-- start Material provided --

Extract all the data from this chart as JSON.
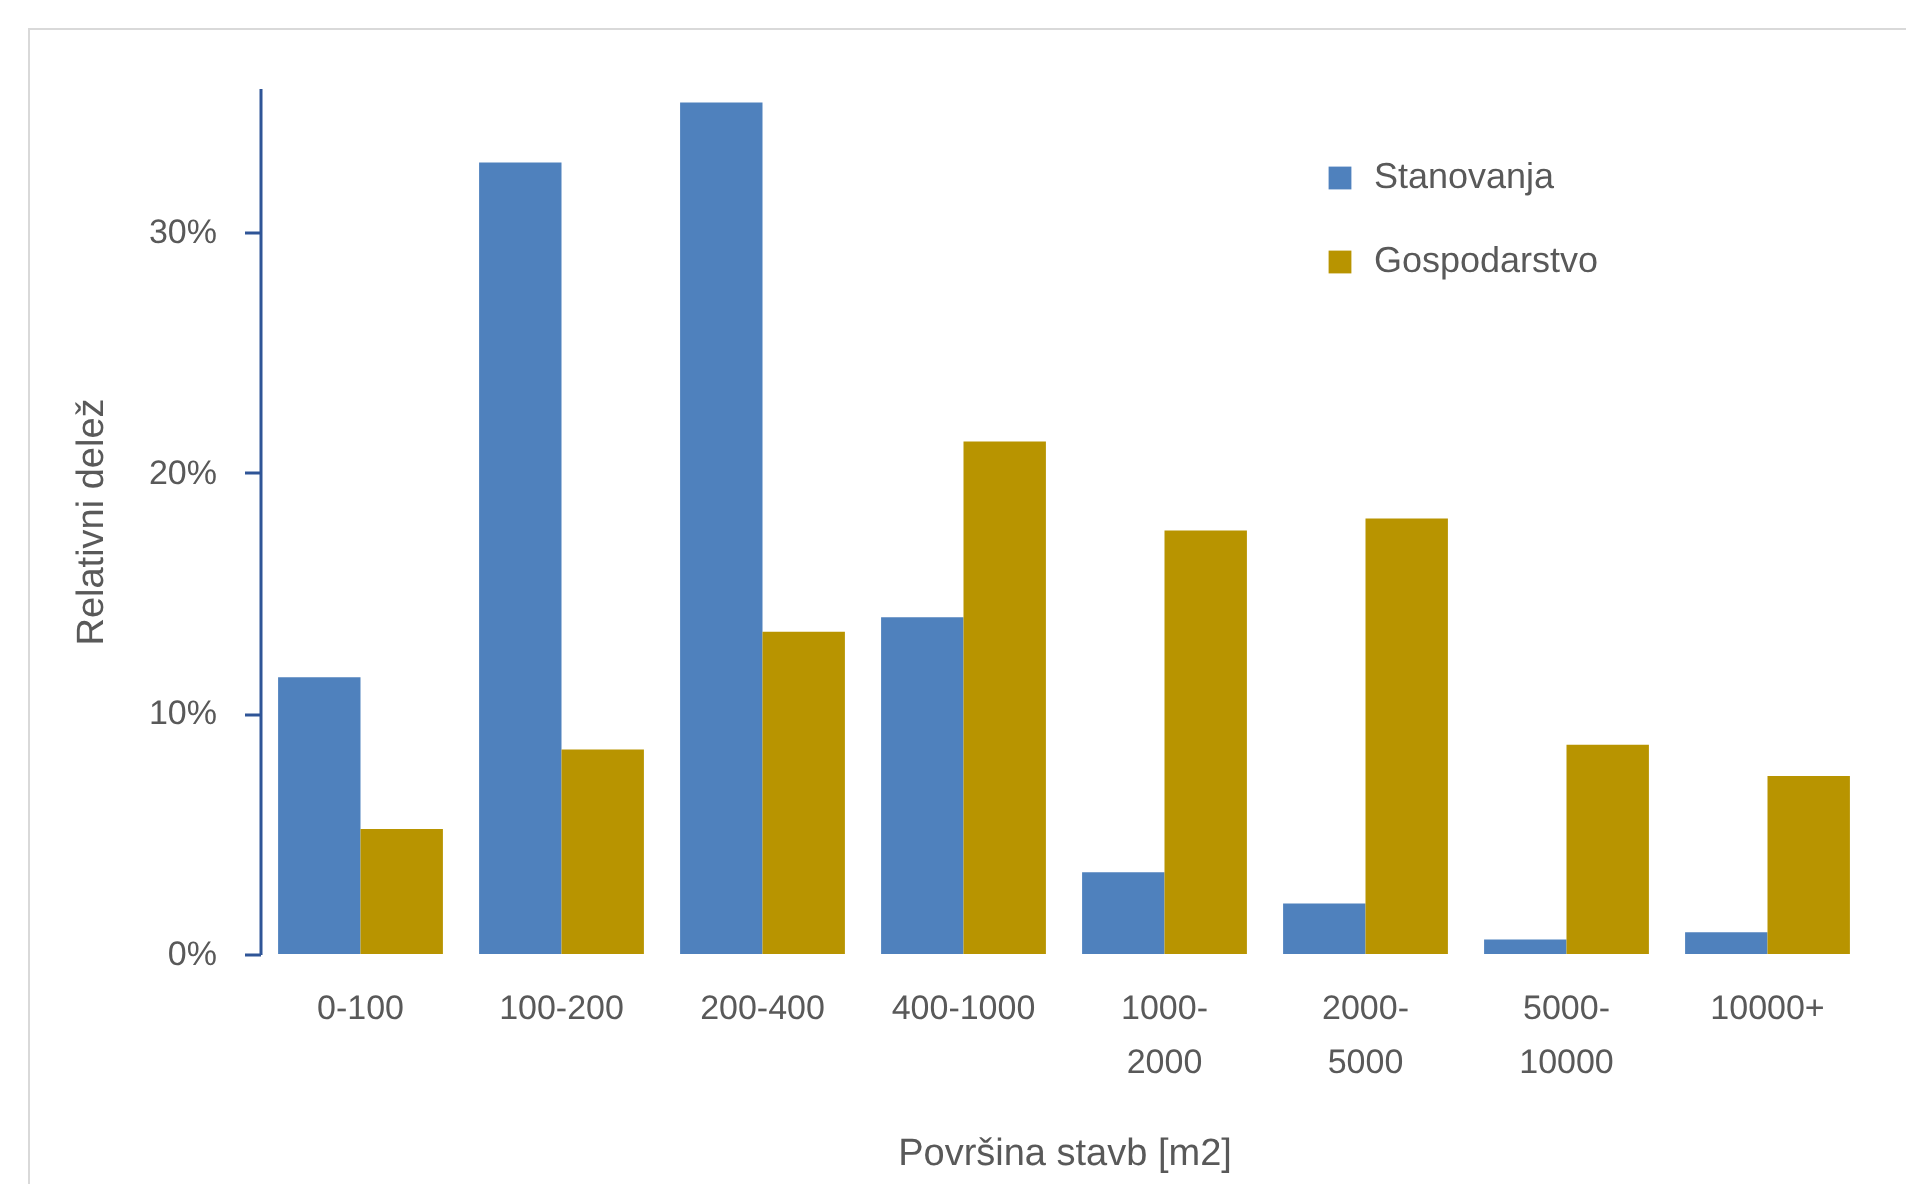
{
  "chart_data": {
    "type": "bar",
    "xlabel": "Površina stavb [m2]",
    "ylabel": "Relativni delež",
    "categories": [
      "0-100",
      "100-200",
      "200-400",
      "400-1000",
      "1000-2000",
      "2000-5000",
      "5000-10000",
      "10000+"
    ],
    "series": [
      {
        "name": "Stanovanja",
        "color": "#4f81bd",
        "values": [
          11.5,
          32.9,
          35.4,
          14.0,
          3.4,
          2.1,
          0.6,
          0.9
        ]
      },
      {
        "name": "Gospodarstvo",
        "color": "#b89400",
        "values": [
          5.2,
          8.5,
          13.4,
          21.3,
          17.6,
          18.1,
          8.7,
          7.4
        ]
      }
    ],
    "ylim": [
      0,
      36
    ],
    "yticks": [
      {
        "value": 0,
        "label": "0%"
      },
      {
        "value": 10,
        "label": "10%"
      },
      {
        "value": 20,
        "label": "20%"
      },
      {
        "value": 30,
        "label": "30%"
      }
    ],
    "legend": "top right"
  }
}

-- end Material provided --

● **Required work**
Your task is to list each line of the records with the word "name".

● **Solution to the exercise**
        "name": "Stanovanja",
        "name": "Gospodarstvo",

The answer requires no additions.